Set exercise
Copy out every record below with complete accuracy.

Given data

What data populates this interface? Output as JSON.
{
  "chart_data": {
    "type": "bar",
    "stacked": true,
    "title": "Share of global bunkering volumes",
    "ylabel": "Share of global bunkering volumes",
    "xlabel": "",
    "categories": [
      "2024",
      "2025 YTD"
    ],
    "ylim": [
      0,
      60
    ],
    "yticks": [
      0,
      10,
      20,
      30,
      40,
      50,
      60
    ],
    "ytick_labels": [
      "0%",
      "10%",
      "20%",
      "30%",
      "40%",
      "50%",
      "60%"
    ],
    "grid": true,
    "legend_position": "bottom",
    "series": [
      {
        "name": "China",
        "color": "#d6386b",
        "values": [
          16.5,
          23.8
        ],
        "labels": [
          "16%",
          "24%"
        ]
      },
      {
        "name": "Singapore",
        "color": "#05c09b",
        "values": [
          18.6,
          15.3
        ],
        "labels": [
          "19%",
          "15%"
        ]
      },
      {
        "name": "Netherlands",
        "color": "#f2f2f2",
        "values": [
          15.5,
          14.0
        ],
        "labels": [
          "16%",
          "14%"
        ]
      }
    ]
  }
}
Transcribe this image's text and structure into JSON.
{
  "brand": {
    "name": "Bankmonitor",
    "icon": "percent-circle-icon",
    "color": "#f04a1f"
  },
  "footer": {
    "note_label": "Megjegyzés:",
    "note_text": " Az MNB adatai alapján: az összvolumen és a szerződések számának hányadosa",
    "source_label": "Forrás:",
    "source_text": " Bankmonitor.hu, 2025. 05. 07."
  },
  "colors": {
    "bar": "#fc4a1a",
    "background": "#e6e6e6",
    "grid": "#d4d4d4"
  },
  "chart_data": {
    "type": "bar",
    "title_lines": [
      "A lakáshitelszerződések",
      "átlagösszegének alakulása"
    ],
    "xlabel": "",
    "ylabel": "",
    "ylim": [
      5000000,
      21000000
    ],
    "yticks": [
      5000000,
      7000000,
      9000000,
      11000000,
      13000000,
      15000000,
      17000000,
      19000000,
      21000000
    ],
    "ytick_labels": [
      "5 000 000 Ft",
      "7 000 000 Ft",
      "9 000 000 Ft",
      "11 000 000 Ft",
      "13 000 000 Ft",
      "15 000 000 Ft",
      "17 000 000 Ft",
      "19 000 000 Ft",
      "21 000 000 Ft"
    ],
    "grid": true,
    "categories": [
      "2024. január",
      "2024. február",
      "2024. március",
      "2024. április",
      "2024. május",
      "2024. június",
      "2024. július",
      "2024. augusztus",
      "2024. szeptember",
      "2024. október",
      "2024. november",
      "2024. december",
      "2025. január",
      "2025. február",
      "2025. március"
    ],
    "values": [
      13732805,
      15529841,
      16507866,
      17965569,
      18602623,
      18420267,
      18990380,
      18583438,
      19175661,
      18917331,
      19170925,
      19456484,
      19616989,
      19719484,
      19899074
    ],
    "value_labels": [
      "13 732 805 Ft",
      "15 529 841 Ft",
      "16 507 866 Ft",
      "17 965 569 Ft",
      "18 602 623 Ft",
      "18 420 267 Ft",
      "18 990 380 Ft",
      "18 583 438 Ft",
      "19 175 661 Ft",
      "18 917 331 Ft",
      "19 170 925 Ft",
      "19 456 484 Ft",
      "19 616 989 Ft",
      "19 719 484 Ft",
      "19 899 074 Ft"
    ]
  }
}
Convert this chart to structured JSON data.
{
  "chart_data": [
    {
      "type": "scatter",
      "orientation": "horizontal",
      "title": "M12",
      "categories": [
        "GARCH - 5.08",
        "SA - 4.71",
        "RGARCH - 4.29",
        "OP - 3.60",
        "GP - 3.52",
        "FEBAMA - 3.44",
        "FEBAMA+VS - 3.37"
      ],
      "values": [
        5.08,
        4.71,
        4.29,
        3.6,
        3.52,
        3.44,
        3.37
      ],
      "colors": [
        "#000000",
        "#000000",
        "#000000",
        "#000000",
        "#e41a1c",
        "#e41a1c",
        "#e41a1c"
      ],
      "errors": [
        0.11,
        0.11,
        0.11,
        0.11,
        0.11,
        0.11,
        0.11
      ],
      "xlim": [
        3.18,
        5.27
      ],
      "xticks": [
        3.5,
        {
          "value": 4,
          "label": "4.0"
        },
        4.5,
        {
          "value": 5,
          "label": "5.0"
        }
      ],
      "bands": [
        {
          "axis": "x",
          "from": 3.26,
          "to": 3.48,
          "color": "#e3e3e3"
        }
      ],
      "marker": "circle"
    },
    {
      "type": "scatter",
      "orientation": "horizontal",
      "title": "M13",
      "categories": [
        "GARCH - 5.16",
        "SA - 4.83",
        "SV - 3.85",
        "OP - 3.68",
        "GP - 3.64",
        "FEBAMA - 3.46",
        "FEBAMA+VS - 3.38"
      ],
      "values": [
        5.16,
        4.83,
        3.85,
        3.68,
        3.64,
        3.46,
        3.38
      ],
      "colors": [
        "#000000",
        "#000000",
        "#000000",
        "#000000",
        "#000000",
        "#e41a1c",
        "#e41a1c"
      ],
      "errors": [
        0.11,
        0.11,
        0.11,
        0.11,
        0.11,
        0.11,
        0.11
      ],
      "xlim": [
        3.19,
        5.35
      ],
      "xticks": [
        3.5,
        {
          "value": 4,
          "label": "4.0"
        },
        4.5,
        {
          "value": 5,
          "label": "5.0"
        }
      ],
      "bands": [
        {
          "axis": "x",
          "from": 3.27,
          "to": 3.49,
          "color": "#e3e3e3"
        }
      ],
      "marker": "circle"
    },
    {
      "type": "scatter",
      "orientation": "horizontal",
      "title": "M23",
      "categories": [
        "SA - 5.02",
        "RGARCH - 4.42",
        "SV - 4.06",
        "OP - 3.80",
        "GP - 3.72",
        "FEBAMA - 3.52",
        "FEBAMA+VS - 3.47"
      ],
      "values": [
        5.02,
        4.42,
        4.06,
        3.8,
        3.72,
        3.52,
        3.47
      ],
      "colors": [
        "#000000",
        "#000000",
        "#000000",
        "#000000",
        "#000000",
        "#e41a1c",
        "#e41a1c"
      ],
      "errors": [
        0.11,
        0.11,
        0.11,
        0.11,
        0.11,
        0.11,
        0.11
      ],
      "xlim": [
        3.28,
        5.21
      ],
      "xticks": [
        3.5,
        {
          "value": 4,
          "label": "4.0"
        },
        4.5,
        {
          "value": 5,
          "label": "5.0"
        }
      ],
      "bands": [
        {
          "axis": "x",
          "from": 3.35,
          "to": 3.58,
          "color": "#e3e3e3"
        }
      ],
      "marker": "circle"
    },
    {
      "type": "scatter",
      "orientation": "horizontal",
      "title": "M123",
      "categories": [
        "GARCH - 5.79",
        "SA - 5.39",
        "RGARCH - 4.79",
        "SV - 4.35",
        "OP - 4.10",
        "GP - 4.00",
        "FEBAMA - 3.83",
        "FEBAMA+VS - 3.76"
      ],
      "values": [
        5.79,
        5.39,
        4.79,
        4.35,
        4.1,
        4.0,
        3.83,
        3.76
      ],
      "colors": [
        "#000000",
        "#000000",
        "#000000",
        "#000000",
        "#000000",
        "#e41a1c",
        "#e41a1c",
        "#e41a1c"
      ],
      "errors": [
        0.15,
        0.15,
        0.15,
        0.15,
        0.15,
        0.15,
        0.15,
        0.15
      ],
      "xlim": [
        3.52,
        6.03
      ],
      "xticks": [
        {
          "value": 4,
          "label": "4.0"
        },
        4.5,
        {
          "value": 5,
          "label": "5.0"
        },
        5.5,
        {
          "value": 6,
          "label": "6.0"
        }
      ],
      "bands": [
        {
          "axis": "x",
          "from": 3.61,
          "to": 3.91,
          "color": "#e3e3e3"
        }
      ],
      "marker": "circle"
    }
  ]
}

Full response
What data populates this interface? Output as JSON.
{
  "chart_data": {
    "type": "bar",
    "stacked": true,
    "title": "Share of global bunkering volumes",
    "ylabel": "Share of global bunkering volumes",
    "xlabel": "",
    "categories": [
      "2024",
      "2025 YTD"
    ],
    "ylim": [
      0,
      60
    ],
    "yticks": [
      0,
      10,
      20,
      30,
      40,
      50,
      60
    ],
    "ytick_labels": [
      "0%",
      "10%",
      "20%",
      "30%",
      "40%",
      "50%",
      "60%"
    ],
    "grid": true,
    "legend_position": "bottom",
    "series": [
      {
        "name": "China",
        "color": "#d6386b",
        "values": [
          16.5,
          23.8
        ],
        "labels": [
          "16%",
          "24%"
        ]
      },
      {
        "name": "Singapore",
        "color": "#05c09b",
        "values": [
          18.6,
          15.3
        ],
        "labels": [
          "19%",
          "15%"
        ]
      },
      {
        "name": "Netherlands",
        "color": "#f2f2f2",
        "values": [
          15.5,
          14.0
        ],
        "labels": [
          "16%",
          "14%"
        ]
      }
    ]
  }
}
Transcribe this image's text and structure into JSON.
{
  "brand": {
    "name": "Bankmonitor",
    "icon": "percent-circle-icon",
    "color": "#f04a1f"
  },
  "footer": {
    "note_label": "Megjegyzés:",
    "note_text": " Az MNB adatai alapján: az összvolumen és a szerződések számának hányadosa",
    "source_label": "Forrás:",
    "source_text": " Bankmonitor.hu, 2025. 05. 07."
  },
  "colors": {
    "bar": "#fc4a1a",
    "background": "#e6e6e6",
    "grid": "#d4d4d4"
  },
  "chart_data": {
    "type": "bar",
    "title_lines": [
      "A lakáshitelszerződések",
      "átlagösszegének alakulása"
    ],
    "xlabel": "",
    "ylabel": "",
    "ylim": [
      5000000,
      21000000
    ],
    "yticks": [
      5000000,
      7000000,
      9000000,
      11000000,
      13000000,
      15000000,
      17000000,
      19000000,
      21000000
    ],
    "ytick_labels": [
      "5 000 000 Ft",
      "7 000 000 Ft",
      "9 000 000 Ft",
      "11 000 000 Ft",
      "13 000 000 Ft",
      "15 000 000 Ft",
      "17 000 000 Ft",
      "19 000 000 Ft",
      "21 000 000 Ft"
    ],
    "grid": true,
    "categories": [
      "2024. január",
      "2024. február",
      "2024. március",
      "2024. április",
      "2024. május",
      "2024. június",
      "2024. július",
      "2024. augusztus",
      "2024. szeptember",
      "2024. október",
      "2024. november",
      "2024. december",
      "2025. január",
      "2025. február",
      "2025. március"
    ],
    "values": [
      13732805,
      15529841,
      16507866,
      17965569,
      18602623,
      18420267,
      18990380,
      18583438,
      19175661,
      18917331,
      19170925,
      19456484,
      19616989,
      19719484,
      19899074
    ],
    "value_labels": [
      "13 732 805 Ft",
      "15 529 841 Ft",
      "16 507 866 Ft",
      "17 965 569 Ft",
      "18 602 623 Ft",
      "18 420 267 Ft",
      "18 990 380 Ft",
      "18 583 438 Ft",
      "19 175 661 Ft",
      "18 917 331 Ft",
      "19 170 925 Ft",
      "19 456 484 Ft",
      "19 616 989 Ft",
      "19 719 484 Ft",
      "19 899 074 Ft"
    ]
  }
}
Convert this chart to structured JSON data.
{
  "chart_data": [
    {
      "type": "scatter",
      "orientation": "horizontal",
      "title": "M12",
      "categories": [
        "GARCH - 5.08",
        "SA - 4.71",
        "RGARCH - 4.29",
        "OP - 3.60",
        "GP - 3.52",
        "FEBAMA - 3.44",
        "FEBAMA+VS - 3.37"
      ],
      "values": [
        5.08,
        4.71,
        4.29,
        3.6,
        3.52,
        3.44,
        3.37
      ],
      "colors": [
        "#000000",
        "#000000",
        "#000000",
        "#000000",
        "#e41a1c",
        "#e41a1c",
        "#e41a1c"
      ],
      "errors": [
        0.11,
        0.11,
        0.11,
        0.11,
        0.11,
        0.11,
        0.11
      ],
      "xlim": [
        3.18,
        5.27
      ],
      "xticks": [
        3.5,
        {
          "value": 4,
          "label": "4.0"
        },
        4.5,
        {
          "value": 5,
          "label": "5.0"
        }
      ],
      "bands": [
        {
          "axis": "x",
          "from": 3.26,
          "to": 3.48,
          "color": "#e3e3e3"
        }
      ],
      "marker": "circle"
    },
    {
      "type": "scatter",
      "orientation": "horizontal",
      "title": "M13",
      "categories": [
        "GARCH - 5.16",
        "SA - 4.83",
        "SV - 3.85",
        "OP - 3.68",
        "GP - 3.64",
        "FEBAMA - 3.46",
        "FEBAMA+VS - 3.38"
      ],
      "values": [
        5.16,
        4.83,
        3.85,
        3.68,
        3.64,
        3.46,
        3.38
      ],
      "colors": [
        "#000000",
        "#000000",
        "#000000",
        "#000000",
        "#000000",
        "#e41a1c",
        "#e41a1c"
      ],
      "errors": [
        0.11,
        0.11,
        0.11,
        0.11,
        0.11,
        0.11,
        0.11
      ],
      "xlim": [
        3.19,
        5.35
      ],
      "xticks": [
        3.5,
        {
          "value": 4,
          "label": "4.0"
        },
        4.5,
        {
          "value": 5,
          "label": "5.0"
        }
      ],
      "bands": [
        {
          "axis": "x",
          "from": 3.27,
          "to": 3.49,
          "color": "#e3e3e3"
        }
      ],
      "marker": "circle"
    },
    {
      "type": "scatter",
      "orientation": "horizontal",
      "title": "M23",
      "categories": [
        "SA - 5.02",
        "RGARCH - 4.42",
        "SV - 4.06",
        "OP - 3.80",
        "GP - 3.72",
        "FEBAMA - 3.52",
        "FEBAMA+VS - 3.47"
      ],
      "values": [
        5.02,
        4.42,
        4.06,
        3.8,
        3.72,
        3.52,
        3.47
      ],
      "colors": [
        "#000000",
        "#000000",
        "#000000",
        "#000000",
        "#000000",
        "#e41a1c",
        "#e41a1c"
      ],
      "errors": [
        0.11,
        0.11,
        0.11,
        0.11,
        0.11,
        0.11,
        0.11
      ],
      "xlim": [
        3.28,
        5.21
      ],
      "xticks": [
        3.5,
        {
          "value": 4,
          "label": "4.0"
        },
        4.5,
        {
          "value": 5,
          "label": "5.0"
        }
      ],
      "bands": [
        {
          "axis": "x",
          "from": 3.35,
          "to": 3.58,
          "color": "#e3e3e3"
        }
      ],
      "marker": "circle"
    },
    {
      "type": "scatter",
      "orientation": "horizontal",
      "title": "M123",
      "categories": [
        "GARCH - 5.79",
        "SA - 5.39",
        "RGARCH - 4.79",
        "SV - 4.35",
        "OP - 4.10",
        "GP - 4.00",
        "FEBAMA - 3.83",
        "FEBAMA+VS - 3.76"
      ],
      "values": [
        5.79,
        5.39,
        4.79,
        4.35,
        4.1,
        4.0,
        3.83,
        3.76
      ],
      "colors": [
        "#000000",
        "#000000",
        "#000000",
        "#000000",
        "#000000",
        "#e41a1c",
        "#e41a1c",
        "#e41a1c"
      ],
      "errors": [
        0.15,
        0.15,
        0.15,
        0.15,
        0.15,
        0.15,
        0.15,
        0.15
      ],
      "xlim": [
        3.52,
        6.03
      ],
      "xticks": [
        {
          "value": 4,
          "label": "4.0"
        },
        4.5,
        {
          "value": 5,
          "label": "5.0"
        },
        5.5,
        {
          "value": 6,
          "label": "6.0"
        }
      ],
      "bands": [
        {
          "axis": "x",
          "from": 3.61,
          "to": 3.91,
          "color": "#e3e3e3"
        }
      ],
      "marker": "circle"
    }
  ]
}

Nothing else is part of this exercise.